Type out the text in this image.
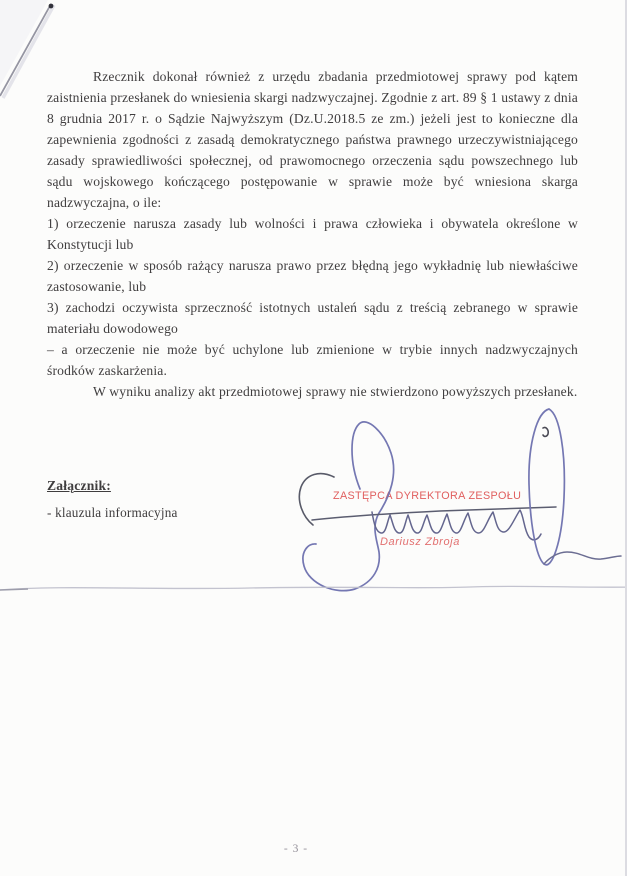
Rzecznik dokonał również z urzędu zbadania przedmiotowej sprawy pod kątem zaistnienia przesłanek do wniesienia skargi nadzwyczajnej. Zgodnie z art. 89 § 1 ustawy z dnia 8 grudnia 2017 r. o Sądzie Najwyższym (Dz.U.2018.5 ze zm.) jeżeli jest to konieczne dla zapewnienia zgodności z zasadą demokratycznego państwa prawnego urzeczywistniającego zasady sprawiedliwości społecznej, od prawomocnego orzeczenia sądu powszechnego lub sądu wojskowego kończącego postępowanie w sprawie może być wniesiona skarga nadzwyczajna, o ile:

1) orzeczenie narusza zasady lub wolności i prawa człowieka i obywatela określone w Konstytucji lub

2) orzeczenie w sposób rażący narusza prawo przez błędną jego wykładnię lub niewłaściwe zastosowanie, lub

3) zachodzi oczywista sprzeczność istotnych ustaleń sądu z treścią zebranego w sprawie materiału dowodowego

– a orzeczenie nie może być uchylone lub zmienione w trybie innych nadzwyczajnych środków zaskarżenia.

W wyniku analizy akt przedmiotowej sprawy nie stwierdzono powyższych przesłanek.

Załącznik:
- klauzula informacyjna
ZASTĘPCA DYREKTORA ZESPOŁU
Dariusz Zbroja
- 3 -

Work to complete: Return each line exactly as written. Any picture gets left out.

The response:
Type out the text in this image.
Rzecznik dokonał również z urzędu zbadania przedmiotowej sprawy pod kątem zaistnienia przesłanek do wniesienia skargi nadzwyczajnej. Zgodnie z art. 89 § 1 ustawy z dnia 8 grudnia 2017 r. o Sądzie Najwyższym (Dz.U.2018.5 ze zm.) jeżeli jest to konieczne dla zapewnienia zgodności z zasadą demokratycznego państwa prawnego urzeczywistniającego zasady sprawiedliwości społecznej, od prawomocnego orzeczenia sądu powszechnego lub sądu wojskowego kończącego postępowanie w sprawie może być wniesiona skarga nadzwyczajna, o ile:

1) orzeczenie narusza zasady lub wolności i prawa człowieka i obywatela określone w Konstytucji lub

2) orzeczenie w sposób rażący narusza prawo przez błędną jego wykładnię lub niewłaściwe zastosowanie, lub

3) zachodzi oczywista sprzeczność istotnych ustaleń sądu z treścią zebranego w sprawie materiału dowodowego

– a orzeczenie nie może być uchylone lub zmienione w trybie innych nadzwyczajnych środków zaskarżenia.

W wyniku analizy akt przedmiotowej sprawy nie stwierdzono powyższych przesłanek.

Załącznik:
- klauzula informacyjna
ZASTĘPCA DYREKTORA ZESPOŁU
Dariusz Zbroja
- 3 -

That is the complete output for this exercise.